§ **TASK DATA**:

# # # # #

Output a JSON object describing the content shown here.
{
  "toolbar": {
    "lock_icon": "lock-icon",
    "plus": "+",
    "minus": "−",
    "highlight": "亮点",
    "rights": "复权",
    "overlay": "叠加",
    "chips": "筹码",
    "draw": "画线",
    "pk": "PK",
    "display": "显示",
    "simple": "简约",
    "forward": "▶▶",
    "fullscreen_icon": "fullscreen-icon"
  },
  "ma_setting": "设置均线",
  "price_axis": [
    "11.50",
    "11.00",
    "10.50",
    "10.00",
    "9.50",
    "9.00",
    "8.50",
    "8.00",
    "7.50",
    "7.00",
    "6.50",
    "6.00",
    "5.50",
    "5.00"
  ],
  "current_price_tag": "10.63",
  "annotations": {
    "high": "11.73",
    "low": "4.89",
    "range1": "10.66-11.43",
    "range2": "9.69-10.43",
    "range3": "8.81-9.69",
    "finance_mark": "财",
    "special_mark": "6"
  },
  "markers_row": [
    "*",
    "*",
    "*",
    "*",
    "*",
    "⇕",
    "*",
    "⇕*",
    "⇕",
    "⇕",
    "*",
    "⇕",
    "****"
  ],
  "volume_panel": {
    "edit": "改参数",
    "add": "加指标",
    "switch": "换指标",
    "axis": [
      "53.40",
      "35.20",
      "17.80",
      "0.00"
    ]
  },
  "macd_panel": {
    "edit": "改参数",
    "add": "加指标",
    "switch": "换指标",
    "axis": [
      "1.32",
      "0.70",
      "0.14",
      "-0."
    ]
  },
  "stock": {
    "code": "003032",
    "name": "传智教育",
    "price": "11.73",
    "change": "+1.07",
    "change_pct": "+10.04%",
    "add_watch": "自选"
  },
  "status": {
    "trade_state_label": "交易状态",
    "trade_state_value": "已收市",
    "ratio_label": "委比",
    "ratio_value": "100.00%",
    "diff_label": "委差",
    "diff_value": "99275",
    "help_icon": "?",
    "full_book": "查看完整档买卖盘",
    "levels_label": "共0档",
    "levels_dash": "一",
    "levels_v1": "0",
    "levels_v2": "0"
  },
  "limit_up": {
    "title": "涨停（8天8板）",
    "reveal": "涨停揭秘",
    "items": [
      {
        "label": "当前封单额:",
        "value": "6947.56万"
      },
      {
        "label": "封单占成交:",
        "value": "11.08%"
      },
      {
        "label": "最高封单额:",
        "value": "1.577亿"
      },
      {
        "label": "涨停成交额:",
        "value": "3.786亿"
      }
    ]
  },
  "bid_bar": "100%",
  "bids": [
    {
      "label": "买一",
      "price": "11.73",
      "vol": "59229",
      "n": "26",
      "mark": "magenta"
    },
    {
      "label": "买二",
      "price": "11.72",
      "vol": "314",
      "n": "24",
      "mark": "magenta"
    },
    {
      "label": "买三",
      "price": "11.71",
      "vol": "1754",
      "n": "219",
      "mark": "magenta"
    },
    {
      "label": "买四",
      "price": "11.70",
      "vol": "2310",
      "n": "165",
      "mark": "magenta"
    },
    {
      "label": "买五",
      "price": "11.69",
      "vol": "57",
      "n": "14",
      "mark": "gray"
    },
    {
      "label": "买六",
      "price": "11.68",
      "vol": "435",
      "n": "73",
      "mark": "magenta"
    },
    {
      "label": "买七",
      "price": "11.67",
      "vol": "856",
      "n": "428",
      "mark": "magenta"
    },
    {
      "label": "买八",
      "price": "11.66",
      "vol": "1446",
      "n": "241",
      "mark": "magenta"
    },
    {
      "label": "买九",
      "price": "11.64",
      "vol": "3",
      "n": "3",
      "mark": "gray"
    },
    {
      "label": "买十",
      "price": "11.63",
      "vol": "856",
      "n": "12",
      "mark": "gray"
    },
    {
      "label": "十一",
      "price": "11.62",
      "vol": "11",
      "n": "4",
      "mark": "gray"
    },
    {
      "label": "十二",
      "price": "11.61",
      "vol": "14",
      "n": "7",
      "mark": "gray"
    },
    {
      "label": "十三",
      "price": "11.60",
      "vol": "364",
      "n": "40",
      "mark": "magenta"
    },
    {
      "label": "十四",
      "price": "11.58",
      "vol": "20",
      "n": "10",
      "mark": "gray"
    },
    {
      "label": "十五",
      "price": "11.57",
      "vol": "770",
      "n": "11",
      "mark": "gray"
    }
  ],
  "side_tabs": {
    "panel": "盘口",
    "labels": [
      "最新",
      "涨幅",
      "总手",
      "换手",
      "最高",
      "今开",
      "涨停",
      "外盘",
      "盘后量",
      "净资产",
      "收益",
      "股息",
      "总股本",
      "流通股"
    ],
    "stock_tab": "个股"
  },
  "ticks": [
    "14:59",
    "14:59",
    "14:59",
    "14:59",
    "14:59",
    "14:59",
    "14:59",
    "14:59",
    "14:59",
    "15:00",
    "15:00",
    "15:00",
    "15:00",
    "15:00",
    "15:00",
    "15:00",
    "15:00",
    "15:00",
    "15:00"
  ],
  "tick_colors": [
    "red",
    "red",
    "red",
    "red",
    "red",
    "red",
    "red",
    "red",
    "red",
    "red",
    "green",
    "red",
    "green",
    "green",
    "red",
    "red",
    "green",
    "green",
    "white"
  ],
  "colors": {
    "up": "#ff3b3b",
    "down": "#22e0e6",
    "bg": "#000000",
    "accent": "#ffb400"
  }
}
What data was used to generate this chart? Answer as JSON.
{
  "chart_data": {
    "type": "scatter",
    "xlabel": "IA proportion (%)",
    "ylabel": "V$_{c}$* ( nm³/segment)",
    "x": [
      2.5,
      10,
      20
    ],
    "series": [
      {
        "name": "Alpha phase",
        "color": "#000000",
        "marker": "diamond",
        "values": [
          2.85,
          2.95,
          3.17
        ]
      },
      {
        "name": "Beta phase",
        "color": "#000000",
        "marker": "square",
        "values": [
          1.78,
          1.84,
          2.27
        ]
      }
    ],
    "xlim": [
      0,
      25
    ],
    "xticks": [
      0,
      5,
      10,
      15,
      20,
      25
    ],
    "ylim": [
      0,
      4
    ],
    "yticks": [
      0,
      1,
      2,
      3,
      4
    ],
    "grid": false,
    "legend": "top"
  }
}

# # # # #

§ **WORK INSTRUCTIONS**:
Repeat all of the records above exactly as they appear.

§ **WRITTEN ANSWER**:
Output a JSON object describing the content shown here.
{
  "toolbar": {
    "lock_icon": "lock-icon",
    "plus": "+",
    "minus": "−",
    "highlight": "亮点",
    "rights": "复权",
    "overlay": "叠加",
    "chips": "筹码",
    "draw": "画线",
    "pk": "PK",
    "display": "显示",
    "simple": "简约",
    "forward": "▶▶",
    "fullscreen_icon": "fullscreen-icon"
  },
  "ma_setting": "设置均线",
  "price_axis": [
    "11.50",
    "11.00",
    "10.50",
    "10.00",
    "9.50",
    "9.00",
    "8.50",
    "8.00",
    "7.50",
    "7.00",
    "6.50",
    "6.00",
    "5.50",
    "5.00"
  ],
  "current_price_tag": "10.63",
  "annotations": {
    "high": "11.73",
    "low": "4.89",
    "range1": "10.66-11.43",
    "range2": "9.69-10.43",
    "range3": "8.81-9.69",
    "finance_mark": "财",
    "special_mark": "6"
  },
  "markers_row": [
    "*",
    "*",
    "*",
    "*",
    "*",
    "⇕",
    "*",
    "⇕*",
    "⇕",
    "⇕",
    "*",
    "⇕",
    "****"
  ],
  "volume_panel": {
    "edit": "改参数",
    "add": "加指标",
    "switch": "换指标",
    "axis": [
      "53.40",
      "35.20",
      "17.80",
      "0.00"
    ]
  },
  "macd_panel": {
    "edit": "改参数",
    "add": "加指标",
    "switch": "换指标",
    "axis": [
      "1.32",
      "0.70",
      "0.14",
      "-0."
    ]
  },
  "stock": {
    "code": "003032",
    "name": "传智教育",
    "price": "11.73",
    "change": "+1.07",
    "change_pct": "+10.04%",
    "add_watch": "自选"
  },
  "status": {
    "trade_state_label": "交易状态",
    "trade_state_value": "已收市",
    "ratio_label": "委比",
    "ratio_value": "100.00%",
    "diff_label": "委差",
    "diff_value": "99275",
    "help_icon": "?",
    "full_book": "查看完整档买卖盘",
    "levels_label": "共0档",
    "levels_dash": "一",
    "levels_v1": "0",
    "levels_v2": "0"
  },
  "limit_up": {
    "title": "涨停（8天8板）",
    "reveal": "涨停揭秘",
    "items": [
      {
        "label": "当前封单额:",
        "value": "6947.56万"
      },
      {
        "label": "封单占成交:",
        "value": "11.08%"
      },
      {
        "label": "最高封单额:",
        "value": "1.577亿"
      },
      {
        "label": "涨停成交额:",
        "value": "3.786亿"
      }
    ]
  },
  "bid_bar": "100%",
  "bids": [
    {
      "label": "买一",
      "price": "11.73",
      "vol": "59229",
      "n": "26",
      "mark": "magenta"
    },
    {
      "label": "买二",
      "price": "11.72",
      "vol": "314",
      "n": "24",
      "mark": "magenta"
    },
    {
      "label": "买三",
      "price": "11.71",
      "vol": "1754",
      "n": "219",
      "mark": "magenta"
    },
    {
      "label": "买四",
      "price": "11.70",
      "vol": "2310",
      "n": "165",
      "mark": "magenta"
    },
    {
      "label": "买五",
      "price": "11.69",
      "vol": "57",
      "n": "14",
      "mark": "gray"
    },
    {
      "label": "买六",
      "price": "11.68",
      "vol": "435",
      "n": "73",
      "mark": "magenta"
    },
    {
      "label": "买七",
      "price": "11.67",
      "vol": "856",
      "n": "428",
      "mark": "magenta"
    },
    {
      "label": "买八",
      "price": "11.66",
      "vol": "1446",
      "n": "241",
      "mark": "magenta"
    },
    {
      "label": "买九",
      "price": "11.64",
      "vol": "3",
      "n": "3",
      "mark": "gray"
    },
    {
      "label": "买十",
      "price": "11.63",
      "vol": "856",
      "n": "12",
      "mark": "gray"
    },
    {
      "label": "十一",
      "price": "11.62",
      "vol": "11",
      "n": "4",
      "mark": "gray"
    },
    {
      "label": "十二",
      "price": "11.61",
      "vol": "14",
      "n": "7",
      "mark": "gray"
    },
    {
      "label": "十三",
      "price": "11.60",
      "vol": "364",
      "n": "40",
      "mark": "magenta"
    },
    {
      "label": "十四",
      "price": "11.58",
      "vol": "20",
      "n": "10",
      "mark": "gray"
    },
    {
      "label": "十五",
      "price": "11.57",
      "vol": "770",
      "n": "11",
      "mark": "gray"
    }
  ],
  "side_tabs": {
    "panel": "盘口",
    "labels": [
      "最新",
      "涨幅",
      "总手",
      "换手",
      "最高",
      "今开",
      "涨停",
      "外盘",
      "盘后量",
      "净资产",
      "收益",
      "股息",
      "总股本",
      "流通股"
    ],
    "stock_tab": "个股"
  },
  "ticks": [
    "14:59",
    "14:59",
    "14:59",
    "14:59",
    "14:59",
    "14:59",
    "14:59",
    "14:59",
    "14:59",
    "15:00",
    "15:00",
    "15:00",
    "15:00",
    "15:00",
    "15:00",
    "15:00",
    "15:00",
    "15:00",
    "15:00"
  ],
  "tick_colors": [
    "red",
    "red",
    "red",
    "red",
    "red",
    "red",
    "red",
    "red",
    "red",
    "red",
    "green",
    "red",
    "green",
    "green",
    "red",
    "red",
    "green",
    "green",
    "white"
  ],
  "colors": {
    "up": "#ff3b3b",
    "down": "#22e0e6",
    "bg": "#000000",
    "accent": "#ffb400"
  }
}
What data was used to generate this chart? Answer as JSON.
{
  "chart_data": {
    "type": "scatter",
    "xlabel": "IA proportion (%)",
    "ylabel": "V$_{c}$* ( nm³/segment)",
    "x": [
      2.5,
      10,
      20
    ],
    "series": [
      {
        "name": "Alpha phase",
        "color": "#000000",
        "marker": "diamond",
        "values": [
          2.85,
          2.95,
          3.17
        ]
      },
      {
        "name": "Beta phase",
        "color": "#000000",
        "marker": "square",
        "values": [
          1.78,
          1.84,
          2.27
        ]
      }
    ],
    "xlim": [
      0,
      25
    ],
    "xticks": [
      0,
      5,
      10,
      15,
      20,
      25
    ],
    "ylim": [
      0,
      4
    ],
    "yticks": [
      0,
      1,
      2,
      3,
      4
    ],
    "grid": false,
    "legend": "top"
  }
}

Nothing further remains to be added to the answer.